_WHAT THE TASK REQUIRES:_
Write out the material exactly. Do not include the pictures.

══════════

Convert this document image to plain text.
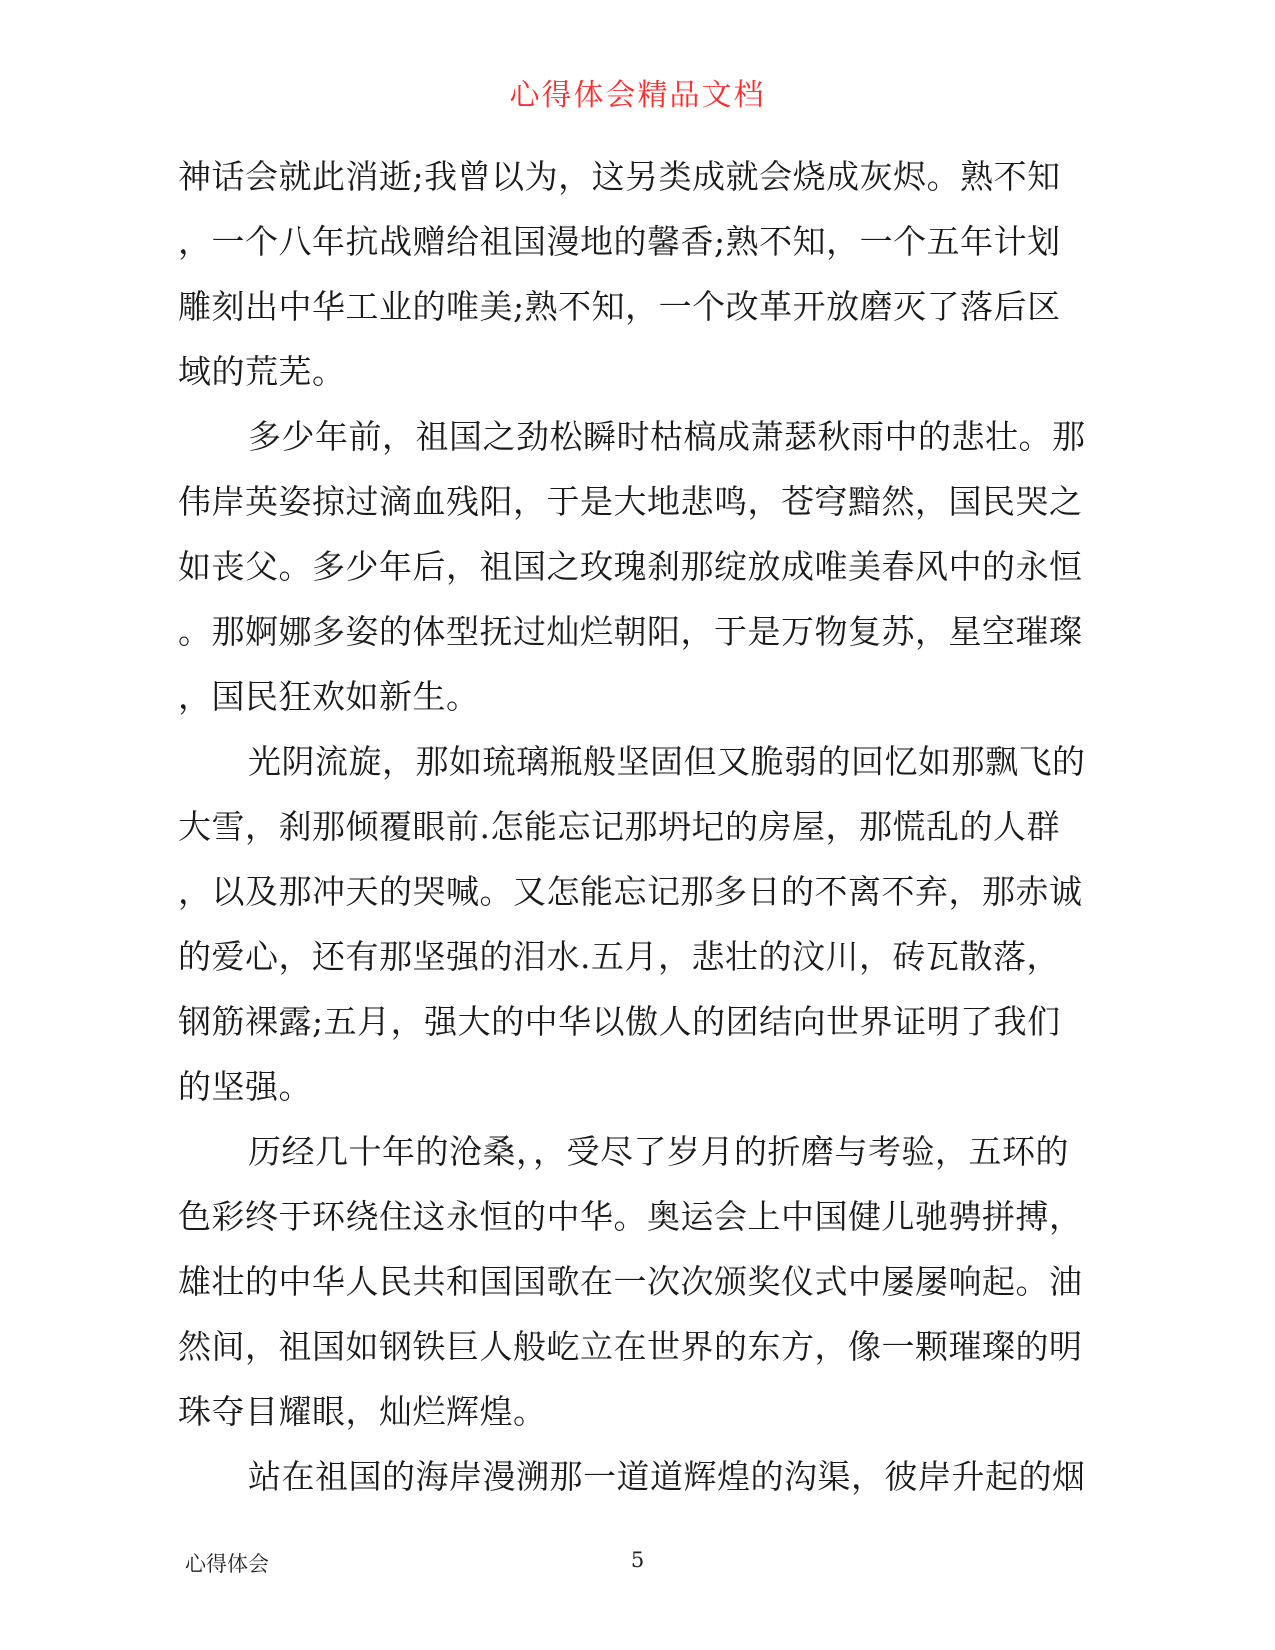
心得体会精品文档
神话会就此消逝;我曾以为，这另类成就会烧成灰烬。熟不知
，一个八年抗战赠给祖国漫地的馨香;熟不知，一个五年计划
雕刻出中华工业的唯美;熟不知，一个改革开放磨灭了落后区
域的荒芜。
多少年前，祖国之劲松瞬时枯槁成萧瑟秋雨中的悲壮。那
伟岸英姿掠过滴血残阳，于是大地悲鸣，苍穹黯然，国民哭之
如丧父。多少年后，祖国之玫瑰刹那绽放成唯美春风中的永恒
。那婀娜多姿的体型抚过灿烂朝阳，于是万物复苏，星空璀璨
，国民狂欢如新生。
光阴流旋，那如琉璃瓶般坚固但又脆弱的回忆如那飘飞的
大雪，刹那倾覆眼前.怎能忘记那坍圮的房屋，那慌乱的人群
，以及那冲天的哭喊。又怎能忘记那多日的不离不弃，那赤诚
的爱心，还有那坚强的泪水.五月，悲壮的汶川，砖瓦散落，
钢筋裸露;五月，强大的中华以傲人的团结向世界证明了我们
的坚强。
历经几十年的沧桑，，受尽了岁月的折磨与考验，五环的
色彩终于环绕住这永恒的中华。奥运会上中国健儿驰骋拼搏，
雄壮的中华人民共和国国歌在一次次颁奖仪式中屡屡响起。油
然间，祖国如钢铁巨人般屹立在世界的东方，像一颗璀璨的明
珠夺目耀眼，灿烂辉煌。
站在祖国的海岸漫溯那一道道辉煌的沟渠，彼岸升起的烟
心得体会	5
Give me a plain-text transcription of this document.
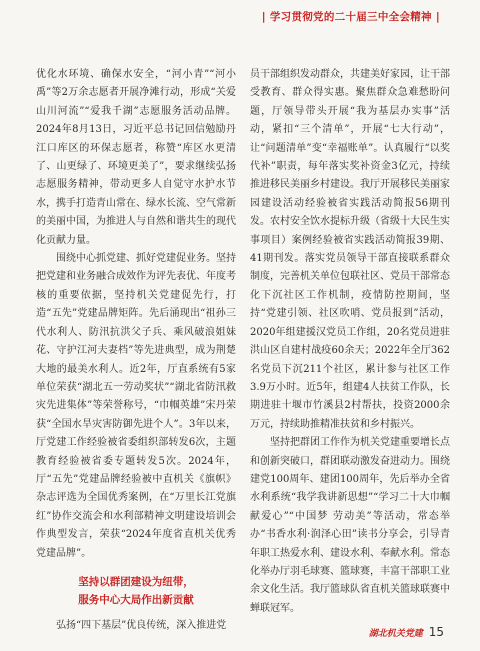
| 学习贯彻党的二十届三中全会精神 |

优化水环境、确保水安全，“河小青”“河小禹”等2万余志愿者开展净滩行动，形成“关爱山川河流”“爱我千湖”志愿服务活动品牌。2024年8月13日，习近平总书记回信勉励丹江口库区的环保志愿者，称赞“库区水更清了、山更绿了、环境更美了”，要求继续弘扬志愿服务精神，带动更多人自觉守水护水节水，携手打造青山常在、绿水长流、空气常新的美丽中国，为推进人与自然和谐共生的现代化贡献力量。

围绕中心抓党建、抓好党建促业务。坚持把党建和业务融合成效作为评先表优、年度考核的重要依据，坚持机关党建促先行，打造“五先”党建品牌矩阵。先后涌现出“祖孙三代水利人、防汛抗洪父子兵、乘风破浪姐妹花、守护江河夫妻档”等先进典型，成为荆楚大地的最美水利人。近2年，厅直系统有5家单位荣获“湖北五一劳动奖状”“湖北省防汛救灾先进集体”等荣誉称号，“巾帼英雄”宋丹荣获“全国水旱灾害防御先进个人”。3年以来，厅党建工作经验被省委组织部转发6次，主题教育经验被省委专题转发5次。2024年，厅“五先”党建品牌经验被中直机关《旗帜》杂志评选为全国优秀案例，在“万里长江党旗红”协作交流会和水利部精神文明建设培训会作典型发言，荣获“2024年度省直机关优秀党建品牌”。

坚持以群团建设为纽带，
服务中心大局作出新贡献

弘扬“四下基层”优良传统，深入推进党

员干部组织发动群众，共建美好家园，让干部受教育、群众得实惠。聚焦群众急难愁盼问题，厅领导带头开展“我为基层办实事”活动，紧扣“三个清单”，开展“七大行动”，让“问题清单”变“幸福账单”。认真履行“以奖代补”职责，每年落实奖补资金3亿元，持续推进移民美丽乡村建设。我厅开展移民美丽家园建设活动经验被省实践活动简报56期刊发。农村安全饮水提标升级（省级十大民生实事项目）案例经验被省实践活动简报39期、41期刊发。落实党员领导干部直接联系群众制度，完善机关单位包联社区、党员干部常态化下沉社区工作机制，疫情防控期间，坚持“党建引领、社区吹哨、党员报到”活动，2020年组建援汉党员工作组，20名党员进驻洪山区自建村战疫60余天；2022年全厅362名党员下沉211个社区，累计参与社区工作3.9万小时。近5年，组建4人扶贫工作队，长期进驻十堰市竹溪县2村帮扶，投资2000余万元，持续助推精准扶贫和乡村振兴。

坚持把群团工作作为机关党建重要增长点和创新突破口，群团联动激发奋进动力。围绕建党100周年、建团100周年，先后举办全省水利系统“我学我讲新思想”“学习二十大巾帼献爱心”“中国梦 劳动美”等活动，常态举办“书香水利·润泽心田”读书分享会，引导青年职工热爱水利、建设水利、奉献水利。常态化举办厅羽毛球赛、篮球赛，丰富干部职工业余文化生活。我厅篮球队省直机关篮球联赛中蝉联冠军。

湖北机关党建 15
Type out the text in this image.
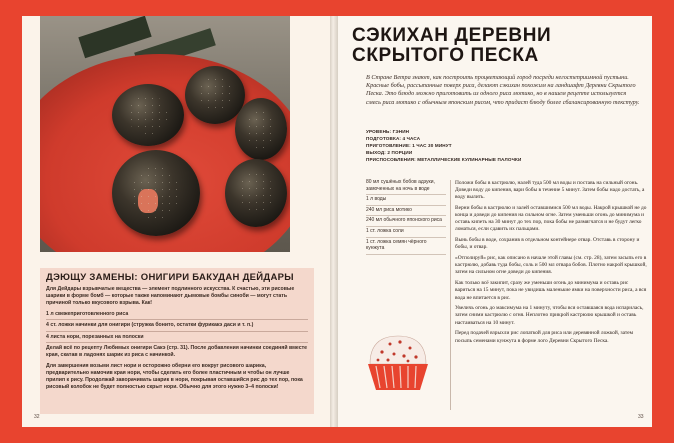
ДЭЮЩУ ЗАМЕНЫ: ОНИГИРИ БАКУДАН ДЕЙДАРЫ

Для Дейдары взрывчатые вещества — элемент подлинного искусства. К счастью, эти рисовые шарики в форме бомб — которые также напоминают дымовые бомбы синоби — могут стать причиной только вкусового взрыва. Как!

1 л свежеприготовленного риса
4 ст. ложки начинки для онигири (стружка бонито, остатки фурикакэ даси и т. п.)
4 листа нори, порезанных на полоски

Делай всё по рецепту Любимых онигири Сакэ (стр. 31). После добавления начинки соединяй вместе края, скатав в ладонях шарик из риса с начинкой.

Для завершения возьми лист нори и осторожно оберни его вокруг рисового шарика, предварительно намочив края нори, чтобы сделать его более пластичным и чтобы он лучше прилип к рису. Продолжай заворачивать шарик в нори, покрывая оставшийся рис до тех пор, пока рисовый колобок не будет полностью скрыт нори. Обычно для этого нужно 3–4 полоски!

32	33
СЭКИХАН ДЕРЕВНИ
СКРЫТОГО ПЕСКА

В Стране Ветра знают, как построить процветающий город посреди негостеприимной пустыни. Красные бобы, рассыпанные поверх риса, делают сэкихан похожим на ландшафт Деревни Скрытого Песка. Это блюдо можно приготовить из одного риса мотико, но в нашем рецепте используется смесь риса мотико с обычным японским рисом, что придаст блюду более сбалансированную текстуру.

УРОВЕНЬ: ГЭНИН
ПОДГОТОВКА: 4 ЧАСА
ПРИГОТОВЛЕНИЕ: 1 ЧАС 30 МИНУТ
ВЫХОД: 2 ПОРЦИИ
ПРИСПОСОБЛЕНИЯ: МЕТАЛЛИЧЕСКИЕ КУЛИНАРНЫЕ ПАЛОЧКИ
80 мл сушёных бобов адзуки, замоченных на ночь в воде
1 л воды
240 мл риса мотико
240 мл обычного японского риса
1 ст. ложка соли
1 ст. ложка семян чёрного кунжута

Положи бобы в кастрюлю, налей туда 500 мл воды и поставь на сильный огонь. Доведи воду до кипения, вари бобы в течение 5 минут. Затем бобы надо достать, а воду вылить.

Верни бобы в кастрюлю и залей оставшимися 500 мл воды. Накрой крышкой не до конца и доведи до кипения на сильном огне. Затем уменьши огонь до минимума и оставь кипеть на 30 минут до тех пор, пока бобы не размягчатся и не будут легко ломаться, если сдавить их пальцами.

Вынь бобы в воде, сохранив в отдельном контейнере отвар. Отставь в сторону и бобы, и отвар.

«Отполируй» рис, как описано в начале этой главы (см. стр. 28), затем засыпь его в кастрюлю, добавь туда бобы, соль и 500 мл отвара бобов. Плотно накрой крышкой, затем на сильном огне доведи до кипения.

Как только всё закипит, сразу же уменьши огонь до минимума и оставь рис вариться на 15 минут, пока не увидишь маленькие ямки на поверхности риса, а вся вода не впитается в рис.

Увеличь огонь до максимума на 1 минуту, чтобы вся оставшаяся вода испарилась, затем сними кастрюлю с огня. Неплотно прикрой кастрюлю крышкой и оставь настаиваться на 10 минут.

Перед подачей взрыхли рис лопаткой для риса или деревянной ложкой, затем посыпь семенами кунжута в форме лого Деревни Скрытого Песка.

══════════

_RESPONSE:_
Convert this document image to plain text.
心得体会精品文档
神话会就此消逝;我曾以为，这另类成就会烧成灰烬。熟不知
，一个八年抗战赠给祖国漫地的馨香;熟不知，一个五年计划
雕刻出中华工业的唯美;熟不知，一个改革开放磨灭了落后区
域的荒芜。
多少年前，祖国之劲松瞬时枯槁成萧瑟秋雨中的悲壮。那
伟岸英姿掠过滴血残阳，于是大地悲鸣，苍穹黯然，国民哭之
如丧父。多少年后，祖国之玫瑰刹那绽放成唯美春风中的永恒
。那婀娜多姿的体型抚过灿烂朝阳，于是万物复苏，星空璀璨
，国民狂欢如新生。
光阴流旋，那如琉璃瓶般坚固但又脆弱的回忆如那飘飞的
大雪，刹那倾覆眼前.怎能忘记那坍圮的房屋，那慌乱的人群
，以及那冲天的哭喊。又怎能忘记那多日的不离不弃，那赤诚
的爱心，还有那坚强的泪水.五月，悲壮的汶川，砖瓦散落，
钢筋裸露;五月，强大的中华以傲人的团结向世界证明了我们
的坚强。
历经几十年的沧桑，，受尽了岁月的折磨与考验，五环的
色彩终于环绕住这永恒的中华。奥运会上中国健儿驰骋拼搏，
雄壮的中华人民共和国国歌在一次次颁奖仪式中屡屡响起。油
然间，祖国如钢铁巨人般屹立在世界的东方，像一颗璀璨的明
珠夺目耀眼，灿烂辉煌。
站在祖国的海岸漫溯那一道道辉煌的沟渠，彼岸升起的烟
心得体会	5
Give me a plain-text transcription of this document.
| 学习贯彻党的二十届三中全会精神 |

优化水环境、确保水安全，“河小青”“河小禹”等2万余志愿者开展净滩行动，形成“关爱山川河流”“爱我千湖”志愿服务活动品牌。2024年8月13日，习近平总书记回信勉励丹江口库区的环保志愿者，称赞“库区水更清了、山更绿了、环境更美了”，要求继续弘扬志愿服务精神，带动更多人自觉守水护水节水，携手打造青山常在、绿水长流、空气常新的美丽中国，为推进人与自然和谐共生的现代化贡献力量。

围绕中心抓党建、抓好党建促业务。坚持把党建和业务融合成效作为评先表优、年度考核的重要依据，坚持机关党建促先行，打造“五先”党建品牌矩阵。先后涌现出“祖孙三代水利人、防汛抗洪父子兵、乘风破浪姐妹花、守护江河夫妻档”等先进典型，成为荆楚大地的最美水利人。近2年，厅直系统有5家单位荣获“湖北五一劳动奖状”“湖北省防汛救灾先进集体”等荣誉称号，“巾帼英雄”宋丹荣获“全国水旱灾害防御先进个人”。3年以来，厅党建工作经验被省委组织部转发6次，主题教育经验被省委专题转发5次。2024年，厅“五先”党建品牌经验被中直机关《旗帜》杂志评选为全国优秀案例，在“万里长江党旗红”协作交流会和水利部精神文明建设培训会作典型发言，荣获“2024年度省直机关优秀党建品牌”。

坚持以群团建设为纽带，
服务中心大局作出新贡献

弘扬“四下基层”优良传统，深入推进党

员干部组织发动群众，共建美好家园，让干部受教育、群众得实惠。聚焦群众急难愁盼问题，厅领导带头开展“我为基层办实事”活动，紧扣“三个清单”，开展“七大行动”，让“问题清单”变“幸福账单”。认真履行“以奖代补”职责，每年落实奖补资金3亿元，持续推进移民美丽乡村建设。我厅开展移民美丽家园建设活动经验被省实践活动简报56期刊发。农村安全饮水提标升级（省级十大民生实事项目）案例经验被省实践活动简报39期、41期刊发。落实党员领导干部直接联系群众制度，完善机关单位包联社区、党员干部常态化下沉社区工作机制，疫情防控期间，坚持“党建引领、社区吹哨、党员报到”活动，2020年组建援汉党员工作组，20名党员进驻洪山区自建村战疫60余天；2022年全厅362名党员下沉211个社区，累计参与社区工作3.9万小时。近5年，组建4人扶贫工作队，长期进驻十堰市竹溪县2村帮扶，投资2000余万元，持续助推精准扶贫和乡村振兴。

坚持把群团工作作为机关党建重要增长点和创新突破口，群团联动激发奋进动力。围绕建党100周年、建团100周年，先后举办全省水利系统“我学我讲新思想”“学习二十大巾帼献爱心”“中国梦 劳动美”等活动，常态举办“书香水利·润泽心田”读书分享会，引导青年职工热爱水利、建设水利、奉献水利。常态化举办厅羽毛球赛、篮球赛，丰富干部职工业余文化生活。我厅篮球队省直机关篮球联赛中蝉联冠军。

湖北机关党建 15
Type out the text in this image.
ДЭЮЩУ ЗАМЕНЫ: ОНИГИРИ БАКУДАН ДЕЙДАРЫ

Для Дейдары взрывчатые вещества — элемент подлинного искусства. К счастью, эти рисовые шарики в форме бомб — которые также напоминают дымовые бомбы синоби — могут стать причиной только вкусового взрыва. Как!

1 л свежеприготовленного риса
4 ст. ложки начинки для онигири (стружка бонито, остатки фурикакэ даси и т. п.)
4 листа нори, порезанных на полоски

Делай всё по рецепту Любимых онигири Сакэ (стр. 31). После добавления начинки соединяй вместе края, скатав в ладонях шарик из риса с начинкой.

Для завершения возьми лист нори и осторожно оберни его вокруг рисового шарика, предварительно намочив края нори, чтобы сделать его более пластичным и чтобы он лучше прилип к рису. Продолжай заворачивать шарик в нори, покрывая оставшийся рис до тех пор, пока рисовый колобок не будет полностью скрыт нори. Обычно для этого нужно 3–4 полоски!

32	33
СЭКИХАН ДЕРЕВНИ
СКРЫТОГО ПЕСКА

В Стране Ветра знают, как построить процветающий город посреди негостеприимной пустыни. Красные бобы, рассыпанные поверх риса, делают сэкихан похожим на ландшафт Деревни Скрытого Песка. Это блюдо можно приготовить из одного риса мотико, но в нашем рецепте используется смесь риса мотико с обычным японским рисом, что придаст блюду более сбалансированную текстуру.

УРОВЕНЬ: ГЭНИН
ПОДГОТОВКА: 4 ЧАСА
ПРИГОТОВЛЕНИЕ: 1 ЧАС 30 МИНУТ
ВЫХОД: 2 ПОРЦИИ
ПРИСПОСОБЛЕНИЯ: МЕТАЛЛИЧЕСКИЕ КУЛИНАРНЫЕ ПАЛОЧКИ
80 мл сушёных бобов адзуки, замоченных на ночь в воде
1 л воды
240 мл риса мотико
240 мл обычного японского риса
1 ст. ложка соли
1 ст. ложка семян чёрного кунжута

Положи бобы в кастрюлю, налей туда 500 мл воды и поставь на сильный огонь. Доведи воду до кипения, вари бобы в течение 5 минут. Затем бобы надо достать, а воду вылить.

Верни бобы в кастрюлю и залей оставшимися 500 мл воды. Накрой крышкой не до конца и доведи до кипения на сильном огне. Затем уменьши огонь до минимума и оставь кипеть на 30 минут до тех пор, пока бобы не размягчатся и не будут легко ломаться, если сдавить их пальцами.

Вынь бобы в воде, сохранив в отдельном контейнере отвар. Отставь в сторону и бобы, и отвар.

«Отполируй» рис, как описано в начале этой главы (см. стр. 28), затем засыпь его в кастрюлю, добавь туда бобы, соль и 500 мл отвара бобов. Плотно накрой крышкой, затем на сильном огне доведи до кипения.

Как только всё закипит, сразу же уменьши огонь до минимума и оставь рис вариться на 15 минут, пока не увидишь маленькие ямки на поверхности риса, а вся вода не впитается в рис.

Увеличь огонь до максимума на 1 минуту, чтобы вся оставшаяся вода испарилась, затем сними кастрюлю с огня. Неплотно прикрой кастрюлю крышкой и оставь настаиваться на 10 минут.

Перед подачей взрыхли рис лопаткой для риса или деревянной ложкой, затем посыпь семенами кунжута в форме лого Деревни Скрытого Песка.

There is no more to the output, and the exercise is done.